◆ **DIRECTIVE**: Go through the material and pull out every line with the string "платы" in it.

◆ **LISTING**:
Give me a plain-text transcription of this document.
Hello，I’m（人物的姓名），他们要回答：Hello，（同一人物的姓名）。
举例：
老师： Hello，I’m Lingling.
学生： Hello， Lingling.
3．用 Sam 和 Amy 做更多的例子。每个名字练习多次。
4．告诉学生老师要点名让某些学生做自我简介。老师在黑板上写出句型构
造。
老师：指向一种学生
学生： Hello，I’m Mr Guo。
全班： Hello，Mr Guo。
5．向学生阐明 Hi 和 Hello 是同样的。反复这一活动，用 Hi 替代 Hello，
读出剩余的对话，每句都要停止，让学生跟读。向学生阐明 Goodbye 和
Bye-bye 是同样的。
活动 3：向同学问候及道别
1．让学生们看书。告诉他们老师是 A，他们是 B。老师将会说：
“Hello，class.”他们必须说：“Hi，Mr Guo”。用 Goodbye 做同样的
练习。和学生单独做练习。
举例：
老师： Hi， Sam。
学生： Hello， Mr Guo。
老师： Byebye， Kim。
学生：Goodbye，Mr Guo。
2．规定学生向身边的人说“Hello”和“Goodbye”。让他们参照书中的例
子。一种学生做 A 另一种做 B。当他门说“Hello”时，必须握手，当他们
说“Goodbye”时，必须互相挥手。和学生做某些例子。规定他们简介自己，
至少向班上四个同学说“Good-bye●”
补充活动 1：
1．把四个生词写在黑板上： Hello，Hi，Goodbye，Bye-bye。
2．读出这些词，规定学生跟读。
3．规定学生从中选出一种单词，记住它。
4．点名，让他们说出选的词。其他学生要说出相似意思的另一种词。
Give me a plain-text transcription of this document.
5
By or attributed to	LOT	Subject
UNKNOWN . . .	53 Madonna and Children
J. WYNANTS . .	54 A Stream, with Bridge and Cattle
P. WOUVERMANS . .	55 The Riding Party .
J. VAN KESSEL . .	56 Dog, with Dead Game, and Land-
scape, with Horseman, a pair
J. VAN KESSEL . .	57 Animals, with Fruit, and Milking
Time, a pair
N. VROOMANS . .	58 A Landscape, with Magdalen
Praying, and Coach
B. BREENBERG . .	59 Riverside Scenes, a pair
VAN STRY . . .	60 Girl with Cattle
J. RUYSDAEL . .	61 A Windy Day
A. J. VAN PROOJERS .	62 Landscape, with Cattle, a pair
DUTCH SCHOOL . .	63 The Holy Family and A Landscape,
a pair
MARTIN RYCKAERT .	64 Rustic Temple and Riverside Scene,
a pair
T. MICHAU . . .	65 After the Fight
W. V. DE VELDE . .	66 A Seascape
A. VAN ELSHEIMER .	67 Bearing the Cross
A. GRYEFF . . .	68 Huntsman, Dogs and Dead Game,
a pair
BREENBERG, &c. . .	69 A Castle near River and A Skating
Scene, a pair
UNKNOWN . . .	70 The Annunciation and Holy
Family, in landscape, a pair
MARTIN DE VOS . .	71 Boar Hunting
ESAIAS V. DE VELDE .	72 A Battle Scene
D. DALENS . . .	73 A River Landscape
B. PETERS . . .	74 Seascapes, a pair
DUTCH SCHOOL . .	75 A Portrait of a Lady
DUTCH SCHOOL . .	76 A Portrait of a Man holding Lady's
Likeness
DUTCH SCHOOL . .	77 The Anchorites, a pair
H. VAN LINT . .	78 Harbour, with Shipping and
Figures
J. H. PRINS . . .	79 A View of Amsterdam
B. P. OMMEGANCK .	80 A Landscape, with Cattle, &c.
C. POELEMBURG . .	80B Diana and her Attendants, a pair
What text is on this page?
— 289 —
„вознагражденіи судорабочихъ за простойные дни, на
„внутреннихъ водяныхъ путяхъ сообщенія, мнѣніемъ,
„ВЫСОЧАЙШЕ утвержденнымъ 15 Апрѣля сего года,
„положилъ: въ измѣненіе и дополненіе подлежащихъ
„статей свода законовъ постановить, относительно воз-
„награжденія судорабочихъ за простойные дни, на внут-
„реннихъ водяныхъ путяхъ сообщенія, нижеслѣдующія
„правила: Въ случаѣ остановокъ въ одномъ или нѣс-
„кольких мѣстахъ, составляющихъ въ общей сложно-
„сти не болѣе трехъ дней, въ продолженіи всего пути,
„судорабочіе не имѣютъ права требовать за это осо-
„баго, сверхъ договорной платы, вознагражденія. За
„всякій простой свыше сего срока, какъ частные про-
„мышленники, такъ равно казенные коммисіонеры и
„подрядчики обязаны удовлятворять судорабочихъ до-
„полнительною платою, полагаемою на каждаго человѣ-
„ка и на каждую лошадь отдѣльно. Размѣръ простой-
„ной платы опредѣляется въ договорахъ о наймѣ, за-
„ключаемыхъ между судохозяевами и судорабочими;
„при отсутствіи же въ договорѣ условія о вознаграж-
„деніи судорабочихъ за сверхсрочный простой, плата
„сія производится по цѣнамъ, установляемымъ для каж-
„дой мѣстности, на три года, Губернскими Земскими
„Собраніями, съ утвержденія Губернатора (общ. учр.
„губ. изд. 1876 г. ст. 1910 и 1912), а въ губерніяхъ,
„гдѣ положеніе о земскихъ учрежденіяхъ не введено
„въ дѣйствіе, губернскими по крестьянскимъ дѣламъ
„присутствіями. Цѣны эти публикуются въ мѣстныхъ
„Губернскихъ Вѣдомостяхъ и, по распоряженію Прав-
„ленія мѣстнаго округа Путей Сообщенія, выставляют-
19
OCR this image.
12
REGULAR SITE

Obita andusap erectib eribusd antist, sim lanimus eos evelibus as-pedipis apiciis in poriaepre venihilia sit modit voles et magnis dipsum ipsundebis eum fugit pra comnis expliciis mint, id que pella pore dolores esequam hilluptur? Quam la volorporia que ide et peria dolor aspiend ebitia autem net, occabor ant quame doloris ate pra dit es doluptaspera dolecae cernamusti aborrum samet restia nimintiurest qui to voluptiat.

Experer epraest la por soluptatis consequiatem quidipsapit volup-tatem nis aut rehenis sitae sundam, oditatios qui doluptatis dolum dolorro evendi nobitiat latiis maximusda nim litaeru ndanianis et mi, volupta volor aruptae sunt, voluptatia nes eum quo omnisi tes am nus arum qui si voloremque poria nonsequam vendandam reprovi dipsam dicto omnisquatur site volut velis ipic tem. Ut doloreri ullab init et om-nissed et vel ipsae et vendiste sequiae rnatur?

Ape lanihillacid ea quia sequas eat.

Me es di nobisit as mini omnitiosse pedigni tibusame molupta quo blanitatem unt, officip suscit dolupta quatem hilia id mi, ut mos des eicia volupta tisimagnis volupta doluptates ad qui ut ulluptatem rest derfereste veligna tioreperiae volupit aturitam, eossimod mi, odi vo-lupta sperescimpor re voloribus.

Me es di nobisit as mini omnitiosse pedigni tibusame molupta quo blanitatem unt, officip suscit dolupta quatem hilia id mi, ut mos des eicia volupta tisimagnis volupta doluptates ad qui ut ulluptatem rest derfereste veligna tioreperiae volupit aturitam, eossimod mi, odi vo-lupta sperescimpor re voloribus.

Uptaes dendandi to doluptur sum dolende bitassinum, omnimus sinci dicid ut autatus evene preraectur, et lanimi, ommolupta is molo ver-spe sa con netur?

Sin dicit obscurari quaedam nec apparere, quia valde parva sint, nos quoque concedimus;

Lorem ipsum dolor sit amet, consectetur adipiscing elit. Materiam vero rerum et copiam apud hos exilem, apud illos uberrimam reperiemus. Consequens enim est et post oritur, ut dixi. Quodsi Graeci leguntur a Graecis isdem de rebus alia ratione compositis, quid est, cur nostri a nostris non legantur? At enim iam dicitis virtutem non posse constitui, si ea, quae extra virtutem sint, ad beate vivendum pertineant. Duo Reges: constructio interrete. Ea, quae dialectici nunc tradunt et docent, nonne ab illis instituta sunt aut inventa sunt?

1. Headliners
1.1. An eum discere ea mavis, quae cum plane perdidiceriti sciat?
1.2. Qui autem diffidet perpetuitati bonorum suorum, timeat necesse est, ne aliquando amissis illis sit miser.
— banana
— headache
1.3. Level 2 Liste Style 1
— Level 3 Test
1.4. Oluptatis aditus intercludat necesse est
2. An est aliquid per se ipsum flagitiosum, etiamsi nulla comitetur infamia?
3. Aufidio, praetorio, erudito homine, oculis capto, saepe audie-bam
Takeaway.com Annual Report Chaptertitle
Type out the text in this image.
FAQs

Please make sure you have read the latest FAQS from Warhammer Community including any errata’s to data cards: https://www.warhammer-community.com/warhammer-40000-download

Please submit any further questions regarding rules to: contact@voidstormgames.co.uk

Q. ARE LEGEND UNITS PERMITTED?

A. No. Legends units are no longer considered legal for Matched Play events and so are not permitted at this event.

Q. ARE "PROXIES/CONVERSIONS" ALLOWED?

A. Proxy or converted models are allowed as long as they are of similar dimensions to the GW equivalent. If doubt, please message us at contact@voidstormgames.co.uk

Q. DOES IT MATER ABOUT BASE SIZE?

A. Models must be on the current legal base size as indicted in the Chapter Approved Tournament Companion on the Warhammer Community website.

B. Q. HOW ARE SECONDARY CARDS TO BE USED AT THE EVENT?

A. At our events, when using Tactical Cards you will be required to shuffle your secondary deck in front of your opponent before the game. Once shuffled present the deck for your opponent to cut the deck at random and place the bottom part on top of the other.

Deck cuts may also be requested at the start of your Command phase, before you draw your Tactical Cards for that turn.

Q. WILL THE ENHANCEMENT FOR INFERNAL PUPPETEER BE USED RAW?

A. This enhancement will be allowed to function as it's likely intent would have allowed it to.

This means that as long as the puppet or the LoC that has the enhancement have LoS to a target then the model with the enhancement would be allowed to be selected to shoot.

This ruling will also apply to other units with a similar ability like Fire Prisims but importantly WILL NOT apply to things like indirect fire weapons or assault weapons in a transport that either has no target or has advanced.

◆ **SOLUTION TO THIS PROBLEM**:
„баго, сверхъ договорной платы, вознагражденія. За
„ной платы опредѣляется въ договорахъ о наймѣ, за-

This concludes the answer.